[[ Passage to read, beginning ]]
On Sat, Aug 1, 2020 at 10:50 AM josvazg <josv...@gmail.com> wrote:
>
> Let me know if this or something similar was already proposed and rejected 
> for some reason but otherwise...
>
> What if instead of trying to cram all into a single line we use a previous 
> line before the function or type definition explaining how the type parameter 
> aliases are to be interpreted. Like this:
>
> ```
> types T Stringify
> func Stringify(s []T) (ret []string) {
>    ...
> }
> ```
> The prefix line:
> ```
> types T Stringify
> ```
> Only applies to the next code block.
>
> IMHO this is more readable, still easy to parse and does not require to 
> overload parenthesis or other punctuation for adding type parameters.
>
> Issues with this approach:
>
> You need to look at at least two lines to understand an expression fully.
>
> Is that such a big deal? I mean when an interface is mentioned you still need 
> to check that interface definition to fully get it.
> Also isn't it worse the mess the cramming together makes?
> Following conventions like T or T1, T2 and such you usually still "read" the 
> expression without the types lines.
[[ Passage to read, end ]]
# Exercise instructions
(A) Answer these questions from the post, one answer per line, marked the same way:
(i) What example prefix line does the post give?
(ii) To what does that prefix line apply?
(iii) What issue with the approach does the post list?
(B) Please output, word for word, the part of the post that opens with the words containing "On Sat, Aug" and closes with "reason but otherwise...".
The records are separate material and have no connection to the post.
[[ Supplied entries, beginning ]]
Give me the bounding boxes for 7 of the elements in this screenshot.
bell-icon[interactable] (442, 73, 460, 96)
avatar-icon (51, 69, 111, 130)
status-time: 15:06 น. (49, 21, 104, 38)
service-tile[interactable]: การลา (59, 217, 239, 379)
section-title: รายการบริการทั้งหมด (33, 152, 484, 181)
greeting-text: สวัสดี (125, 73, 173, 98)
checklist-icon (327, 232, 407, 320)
[[ Supplied entries, end ]]
# Exercise solutions
(A)
(i) types T Stringify
(ii) Only the next code block.
(iii) You need to look at at least two lines to understand an expression fully.

(B)
On Sat, Aug 1, 2020 at 10:50 AM josvazg <josv...@gmail.com> wrote:
>
> Let me know if this or something similar was already proposed and rejected 
> for some reason but otherwise...